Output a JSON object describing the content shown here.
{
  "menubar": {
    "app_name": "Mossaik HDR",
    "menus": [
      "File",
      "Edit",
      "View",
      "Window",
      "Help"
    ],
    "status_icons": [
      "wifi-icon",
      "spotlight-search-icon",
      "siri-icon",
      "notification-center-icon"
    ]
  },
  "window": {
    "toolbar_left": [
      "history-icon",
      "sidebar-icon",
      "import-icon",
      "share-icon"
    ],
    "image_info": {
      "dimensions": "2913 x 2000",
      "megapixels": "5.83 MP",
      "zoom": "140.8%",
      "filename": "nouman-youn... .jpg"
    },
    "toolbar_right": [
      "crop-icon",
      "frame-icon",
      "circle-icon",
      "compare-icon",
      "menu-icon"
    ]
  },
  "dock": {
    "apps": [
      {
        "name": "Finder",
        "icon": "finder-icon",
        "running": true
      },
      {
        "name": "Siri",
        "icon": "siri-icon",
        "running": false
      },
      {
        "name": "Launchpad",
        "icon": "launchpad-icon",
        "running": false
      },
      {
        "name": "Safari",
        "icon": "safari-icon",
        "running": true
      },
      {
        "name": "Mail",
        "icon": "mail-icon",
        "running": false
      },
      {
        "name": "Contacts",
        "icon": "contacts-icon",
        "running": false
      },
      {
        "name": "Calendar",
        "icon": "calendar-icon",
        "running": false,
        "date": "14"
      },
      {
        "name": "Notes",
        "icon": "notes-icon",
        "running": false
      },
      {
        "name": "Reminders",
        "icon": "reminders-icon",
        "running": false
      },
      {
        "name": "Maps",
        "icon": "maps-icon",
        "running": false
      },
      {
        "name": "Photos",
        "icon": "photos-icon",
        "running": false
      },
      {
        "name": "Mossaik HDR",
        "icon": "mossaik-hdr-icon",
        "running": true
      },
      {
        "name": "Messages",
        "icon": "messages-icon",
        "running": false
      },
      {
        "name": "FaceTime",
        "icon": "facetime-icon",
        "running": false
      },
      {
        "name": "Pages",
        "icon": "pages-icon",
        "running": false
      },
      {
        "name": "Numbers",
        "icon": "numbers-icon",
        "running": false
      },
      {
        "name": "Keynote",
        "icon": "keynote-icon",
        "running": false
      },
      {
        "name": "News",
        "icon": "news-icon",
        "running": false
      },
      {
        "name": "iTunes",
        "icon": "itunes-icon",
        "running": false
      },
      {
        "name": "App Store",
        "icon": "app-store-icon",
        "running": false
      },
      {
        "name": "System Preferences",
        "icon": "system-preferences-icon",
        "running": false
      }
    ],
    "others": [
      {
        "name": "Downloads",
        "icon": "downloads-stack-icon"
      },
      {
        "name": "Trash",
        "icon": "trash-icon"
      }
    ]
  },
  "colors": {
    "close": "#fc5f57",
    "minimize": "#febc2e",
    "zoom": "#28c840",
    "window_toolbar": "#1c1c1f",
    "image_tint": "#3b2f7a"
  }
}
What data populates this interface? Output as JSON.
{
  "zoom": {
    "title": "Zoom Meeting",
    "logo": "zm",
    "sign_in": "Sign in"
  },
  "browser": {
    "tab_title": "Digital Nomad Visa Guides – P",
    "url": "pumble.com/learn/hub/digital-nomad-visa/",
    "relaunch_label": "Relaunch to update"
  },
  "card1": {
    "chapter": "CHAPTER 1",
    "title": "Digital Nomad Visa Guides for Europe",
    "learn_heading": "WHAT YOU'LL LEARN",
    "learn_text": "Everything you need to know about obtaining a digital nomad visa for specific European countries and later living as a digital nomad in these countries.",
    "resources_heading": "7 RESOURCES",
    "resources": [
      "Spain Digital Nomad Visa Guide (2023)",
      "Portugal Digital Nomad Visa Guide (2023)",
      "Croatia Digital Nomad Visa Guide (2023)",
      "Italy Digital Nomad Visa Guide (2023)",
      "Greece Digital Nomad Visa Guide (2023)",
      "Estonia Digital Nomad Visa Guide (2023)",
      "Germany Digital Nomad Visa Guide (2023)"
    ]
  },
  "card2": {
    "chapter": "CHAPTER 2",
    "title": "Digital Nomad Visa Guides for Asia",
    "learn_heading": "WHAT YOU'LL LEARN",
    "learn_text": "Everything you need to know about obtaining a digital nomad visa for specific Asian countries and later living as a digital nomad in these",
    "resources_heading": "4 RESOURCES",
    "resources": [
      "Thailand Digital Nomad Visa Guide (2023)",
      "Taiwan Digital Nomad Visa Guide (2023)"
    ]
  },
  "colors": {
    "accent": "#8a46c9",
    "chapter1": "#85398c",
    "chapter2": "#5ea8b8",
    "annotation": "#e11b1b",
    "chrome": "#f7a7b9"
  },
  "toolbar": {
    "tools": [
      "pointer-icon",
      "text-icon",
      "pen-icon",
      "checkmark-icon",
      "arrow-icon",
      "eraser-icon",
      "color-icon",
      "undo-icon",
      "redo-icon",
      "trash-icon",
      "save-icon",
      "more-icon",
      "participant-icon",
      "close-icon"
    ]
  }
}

* **The request**
Locate all lines that include the word "countries" and copy them out.

* **Exercise solution**
    "learn_text": "Everything you need to know about obtaining a digital nomad visa for specific European countries and later living as a digital nomad in these countries.",
    "learn_text": "Everything you need to know about obtaining a digital nomad visa for specific Asian countries and later living as a digital nomad in these",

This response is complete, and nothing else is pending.